>> Start

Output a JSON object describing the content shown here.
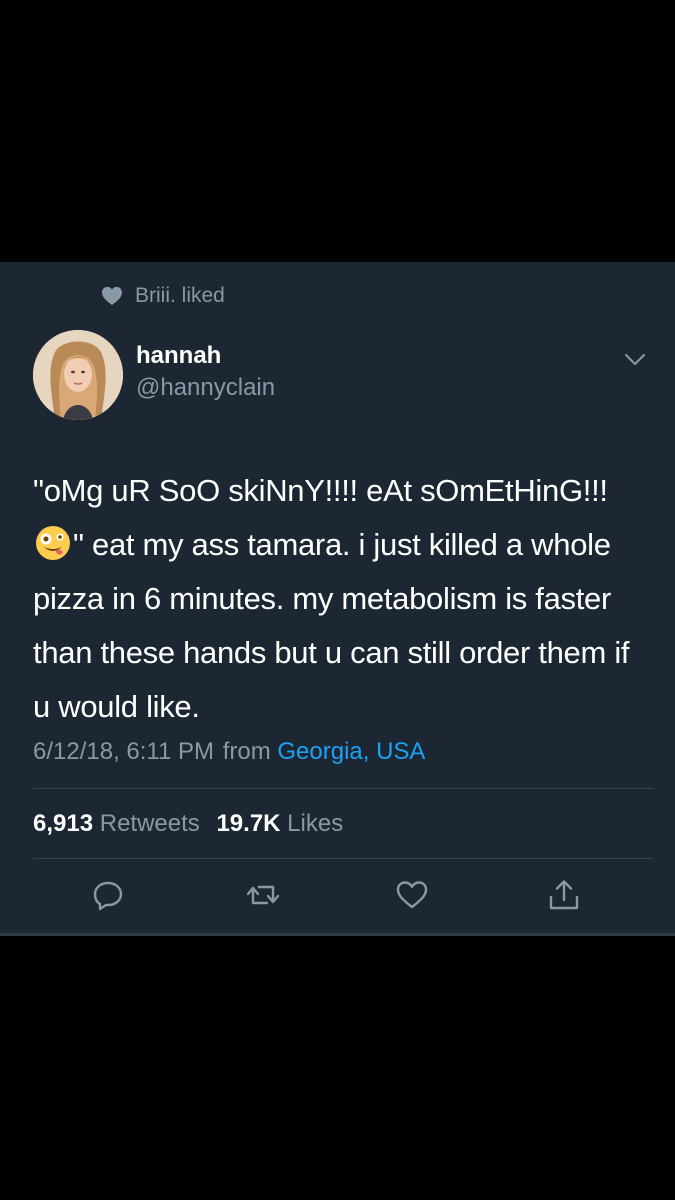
{
  "social_context": {
    "icon": "heart-icon",
    "text": "Briii. liked"
  },
  "author": {
    "name": "hannah",
    "handle": "@hannyclain",
    "avatar_icon": "avatar"
  },
  "tweet": {
    "text_part1": "\"oMg uR SoO skiNnY!!!! eAt sOmEtHinG!!!",
    "emoji": "zany-face-emoji",
    "text_part2": "\" eat my ass tamara. i just killed a whole pizza in 6 minutes. my metabolism is faster than these hands but u can still order them if u would like.",
    "timestamp": "6/12/18, 6:11 PM",
    "from_label": "from",
    "location": "Georgia, USA"
  },
  "stats": {
    "retweets_count": "6,913",
    "retweets_label": "Retweets",
    "likes_count": "19.7K",
    "likes_label": "Likes"
  },
  "actions": {
    "reply_icon": "reply-icon",
    "retweet_icon": "retweet-icon",
    "like_icon": "like-icon",
    "share_icon": "share-icon"
  },
  "colors": {
    "background": "#000000",
    "card": "#1c2733",
    "primary_text": "#ffffff",
    "secondary_text": "#8899a6",
    "link": "#1da1f2",
    "divider": "#38444d"
  }
}
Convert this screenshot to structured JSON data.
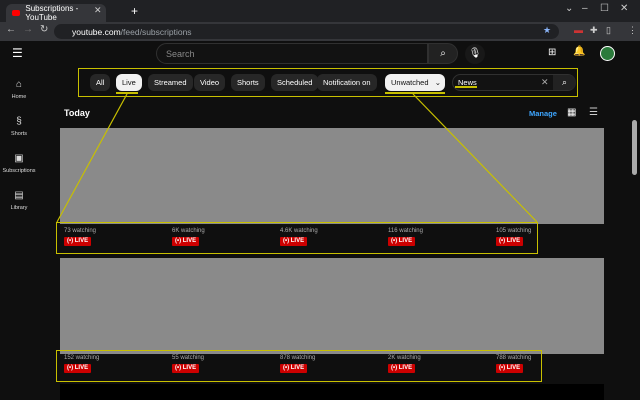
{
  "browser": {
    "tab_title": "Subscriptions - YouTube",
    "url_host": "youtube.com",
    "url_path": "/feed/subscriptions"
  },
  "masthead": {
    "search_placeholder": "Search"
  },
  "sidebar": {
    "items": [
      {
        "label": "Home",
        "icon": "home-icon"
      },
      {
        "label": "Shorts",
        "icon": "shorts-icon"
      },
      {
        "label": "Subscriptions",
        "icon": "subscriptions-icon"
      },
      {
        "label": "Library",
        "icon": "library-icon"
      }
    ]
  },
  "filters": {
    "chips": [
      {
        "label": "All",
        "selected": false
      },
      {
        "label": "Live",
        "selected": true
      },
      {
        "label": "Streamed",
        "selected": false
      },
      {
        "label": "Video",
        "selected": false
      },
      {
        "label": "Shorts",
        "selected": false
      },
      {
        "label": "Scheduled",
        "selected": false
      },
      {
        "label": "Notification on",
        "selected": false
      }
    ],
    "dropdown": "Unwatched",
    "keyword": "News"
  },
  "section": {
    "title": "Today",
    "manage": "Manage"
  },
  "live_label": "LIVE",
  "rows": [
    {
      "items": [
        "73 watching",
        "6K watching",
        "4.6K watching",
        "116 watching",
        "105 watching"
      ]
    },
    {
      "items": [
        "152 watching",
        "55 watching",
        "878 watching",
        "2K watching",
        "788 watching"
      ]
    }
  ],
  "colors": {
    "highlight": "#c8c000",
    "live": "#cc0000",
    "link": "#3ea6ff"
  }
}
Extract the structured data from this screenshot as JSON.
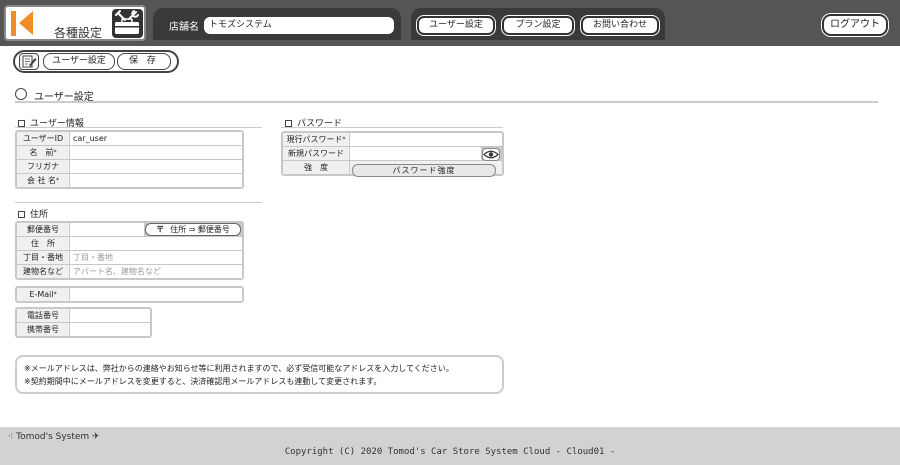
{
  "header": {
    "title": "各種設定",
    "store_label": "店舗名",
    "store_name": "トモズシステム",
    "nav": [
      {
        "label": "ユーザー設定"
      },
      {
        "label": "プラン設定"
      },
      {
        "label": "お問い合わせ"
      }
    ],
    "logout_label": "ログアウト",
    "accent_color": "#f28c28"
  },
  "toolbar": {
    "icon": "edit-document-icon",
    "user_settings_label": "ユーザー設定",
    "save_label": "保 存"
  },
  "section": {
    "title": "ユーザー設定"
  },
  "user_info": {
    "heading": "ユーザー情報",
    "fields": [
      {
        "label": "ユーザーID",
        "value": "car_user"
      },
      {
        "label": "名　前",
        "value": ""
      },
      {
        "label": "フリガナ",
        "value": ""
      },
      {
        "label": "会 社 名",
        "value": ""
      }
    ]
  },
  "address": {
    "heading": "住所",
    "postal_label": "郵便番号",
    "postal_value": "",
    "postal_button": "住所 ⇒ 郵便番号",
    "address_label": "住　所",
    "address_value": "",
    "block_label": "丁目・番地",
    "block_placeholder": "丁目・番地",
    "building_label": "建物名など",
    "building_placeholder": "アパート名、建物名など"
  },
  "email": {
    "label": "E-Mail",
    "value": ""
  },
  "phones": {
    "phone_label": "電話番号",
    "phone_value": "",
    "mobile_label": "携帯番号",
    "mobile_value": ""
  },
  "password": {
    "heading": "パスワード",
    "current_label": "現行パスワード",
    "current_value": "",
    "new_label": "新規パスワード",
    "new_value": "",
    "strength_label": "強　度",
    "strength_button": "パスワード強度"
  },
  "notes": [
    "※メールアドレスは、弊社からの連絡やお知らせ等に利用されますので、必ず受信可能なアドレスを入力してください。",
    "※契約期間中にメールアドレスを変更すると、決済確認用メールアドレスも連動して変更されます。"
  ],
  "footer": {
    "brand": "Tomod's System",
    "copyright": "Copyright (C) 2020 Tomod's Car Store System Cloud - Cloud01 -"
  }
}
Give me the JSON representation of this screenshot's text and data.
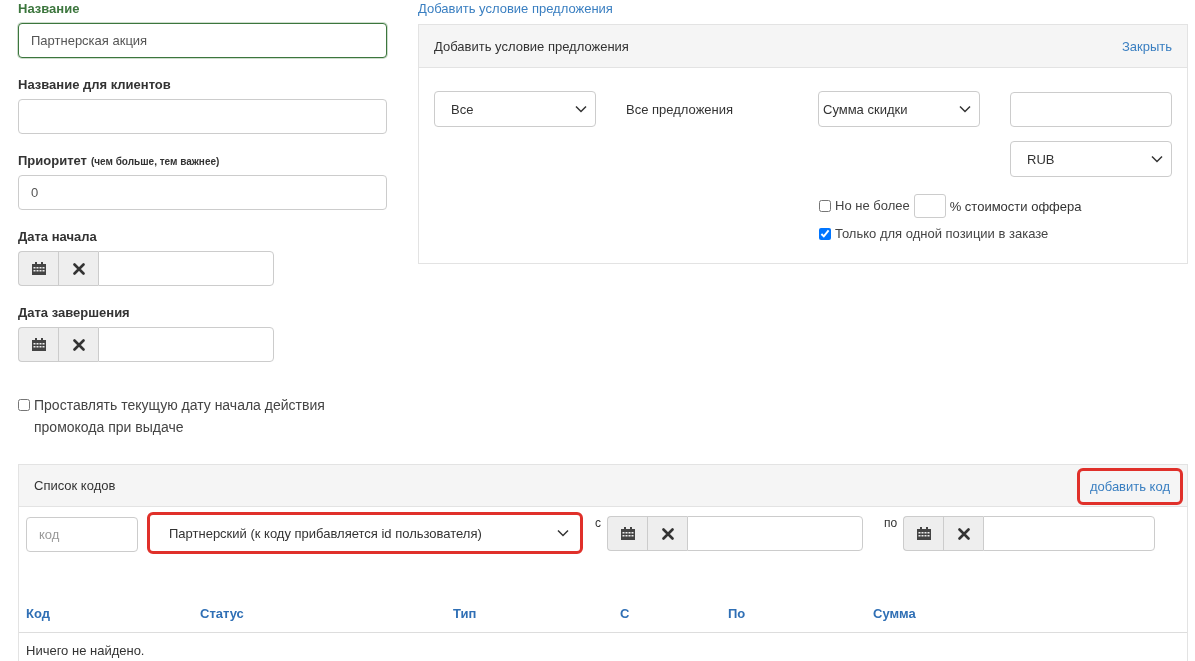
{
  "promo_form": {
    "fields": [
      {
        "kind": "text",
        "label": "Название",
        "valid": true,
        "value": "Партнерская акция"
      },
      {
        "kind": "text",
        "label": "Название для клиентов",
        "valid": false
      },
      {
        "kind": "text",
        "label": "Приоритет",
        "note": "(чем больше, тем важнее)",
        "valid": false,
        "value": "0"
      },
      {
        "kind": "date",
        "label": "Дата начала",
        "valid": false
      },
      {
        "kind": "date",
        "label": "Дата завершения",
        "valid": false
      }
    ],
    "auto_start_date": {
      "label": "Проставлять текущую дату начала действия промокода при выдаче",
      "checked": false
    }
  },
  "offer_condition": {
    "link": "Добавить условие предложения",
    "panel": {
      "title": "Добавить условие предложения",
      "close": "Закрыть",
      "scope_select": "Все",
      "scope_text": "Все предложения",
      "discount_select": "Сумма скидки",
      "currency_select": "RUB",
      "limit": {
        "label": "Но не более",
        "suffix": "% стоимости оффера",
        "checked": false
      },
      "single_item": {
        "label": "Только для одной позиции в заказе",
        "checked": true
      }
    }
  },
  "codes": {
    "title": "Список кодов",
    "add": {
      "label": "добавить код",
      "highlighted": true
    },
    "filters": {
      "code_placeholder": "код",
      "type": {
        "value": "Партнерский (к коду прибавляется id пользователя)",
        "highlighted": true
      },
      "from_label": "с",
      "to_label": "по"
    },
    "columns": [
      "Код",
      "Статус",
      "Тип",
      "С",
      "По",
      "Сумма"
    ],
    "empty": "Ничего не найдено."
  }
}
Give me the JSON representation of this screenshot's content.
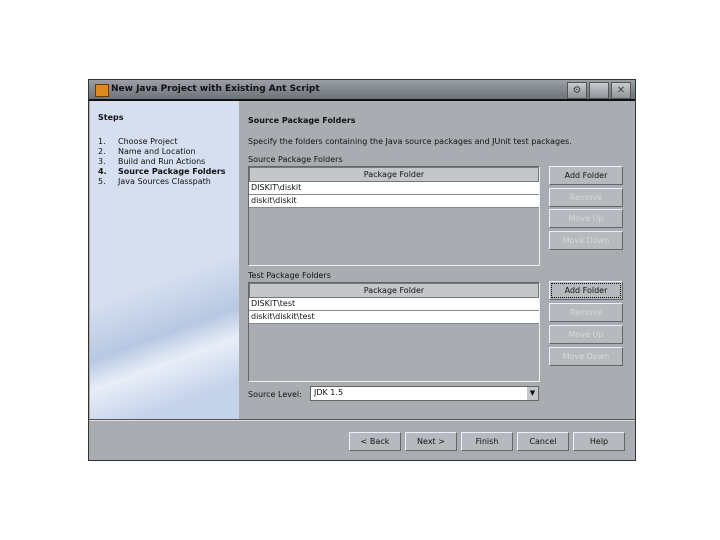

>> End

EXERCISE DESCRIPTION = Sift through the entries and copy every line with "условие".

THE COMPLETED TASK =
    "link": "Добавить условие предложения",
      "title": "Добавить условие предложения",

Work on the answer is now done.